Task material:
╔══

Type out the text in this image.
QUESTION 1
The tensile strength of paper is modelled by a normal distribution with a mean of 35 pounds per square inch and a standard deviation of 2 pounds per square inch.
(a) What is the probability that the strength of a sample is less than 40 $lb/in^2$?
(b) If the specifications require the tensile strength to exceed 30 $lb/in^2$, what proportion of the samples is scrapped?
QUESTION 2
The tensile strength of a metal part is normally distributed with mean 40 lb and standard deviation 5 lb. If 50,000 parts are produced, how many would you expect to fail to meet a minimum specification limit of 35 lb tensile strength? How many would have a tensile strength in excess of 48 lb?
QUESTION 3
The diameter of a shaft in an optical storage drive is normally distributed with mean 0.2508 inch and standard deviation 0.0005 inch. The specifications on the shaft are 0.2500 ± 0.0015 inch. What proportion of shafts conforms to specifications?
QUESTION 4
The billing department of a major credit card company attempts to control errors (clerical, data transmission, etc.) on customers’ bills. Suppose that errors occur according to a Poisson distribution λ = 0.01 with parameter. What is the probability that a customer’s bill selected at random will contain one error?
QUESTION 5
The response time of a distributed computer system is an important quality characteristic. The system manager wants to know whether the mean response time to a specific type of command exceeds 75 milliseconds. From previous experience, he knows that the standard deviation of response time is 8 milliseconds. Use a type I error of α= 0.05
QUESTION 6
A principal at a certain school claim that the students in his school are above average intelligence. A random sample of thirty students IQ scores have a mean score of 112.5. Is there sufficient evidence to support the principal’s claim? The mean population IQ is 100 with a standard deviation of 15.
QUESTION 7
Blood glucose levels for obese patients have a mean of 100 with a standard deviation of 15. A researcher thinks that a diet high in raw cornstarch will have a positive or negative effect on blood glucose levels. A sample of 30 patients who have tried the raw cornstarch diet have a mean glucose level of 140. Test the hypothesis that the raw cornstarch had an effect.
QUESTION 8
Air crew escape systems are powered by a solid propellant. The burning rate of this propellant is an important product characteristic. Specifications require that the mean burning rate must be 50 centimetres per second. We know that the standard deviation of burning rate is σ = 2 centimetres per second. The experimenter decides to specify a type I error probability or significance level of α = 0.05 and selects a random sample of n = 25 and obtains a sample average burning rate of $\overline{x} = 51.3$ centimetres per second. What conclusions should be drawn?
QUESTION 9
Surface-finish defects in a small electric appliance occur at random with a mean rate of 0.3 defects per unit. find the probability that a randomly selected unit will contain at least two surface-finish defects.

╚══

Assigned task: All of the data above must be repeated exactly.

Answer section:
Type out the text in this image.
QUESTION 1
The tensile strength of paper is modelled by a normal distribution with a mean of 35 pounds per square inch and a standard deviation of 2 pounds per square inch.
(a) What is the probability that the strength of a sample is less than 40 $lb/in^2$?
(b) If the specifications require the tensile strength to exceed 30 $lb/in^2$, what proportion of the samples is scrapped?
QUESTION 2
The tensile strength of a metal part is normally distributed with mean 40 lb and standard deviation 5 lb. If 50,000 parts are produced, how many would you expect to fail to meet a minimum specification limit of 35 lb tensile strength? How many would have a tensile strength in excess of 48 lb?
QUESTION 3
The diameter of a shaft in an optical storage drive is normally distributed with mean 0.2508 inch and standard deviation 0.0005 inch. The specifications on the shaft are 0.2500 ± 0.0015 inch. What proportion of shafts conforms to specifications?
QUESTION 4
The billing department of a major credit card company attempts to control errors (clerical, data transmission, etc.) on customers’ bills. Suppose that errors occur according to a Poisson distribution λ = 0.01 with parameter. What is the probability that a customer’s bill selected at random will contain one error?
QUESTION 5
The response time of a distributed computer system is an important quality characteristic. The system manager wants to know whether the mean response time to a specific type of command exceeds 75 milliseconds. From previous experience, he knows that the standard deviation of response time is 8 milliseconds. Use a type I error of α= 0.05
QUESTION 6
A principal at a certain school claim that the students in his school are above average intelligence. A random sample of thirty students IQ scores have a mean score of 112.5. Is there sufficient evidence to support the principal’s claim? The mean population IQ is 100 with a standard deviation of 15.
QUESTION 7
Blood glucose levels for obese patients have a mean of 100 with a standard deviation of 15. A researcher thinks that a diet high in raw cornstarch will have a positive or negative effect on blood glucose levels. A sample of 30 patients who have tried the raw cornstarch diet have a mean glucose level of 140. Test the hypothesis that the raw cornstarch had an effect.
QUESTION 8
Air crew escape systems are powered by a solid propellant. The burning rate of this propellant is an important product characteristic. Specifications require that the mean burning rate must be 50 centimetres per second. We know that the standard deviation of burning rate is σ = 2 centimetres per second. The experimenter decides to specify a type I error probability or significance level of α = 0.05 and selects a random sample of n = 25 and obtains a sample average burning rate of $\overline{x} = 51.3$ centimetres per second. What conclusions should be drawn?
QUESTION 9
Surface-finish defects in a small electric appliance occur at random with a mean rate of 0.3 defects per unit. find the probability that a randomly selected unit will contain at least two surface-finish defects.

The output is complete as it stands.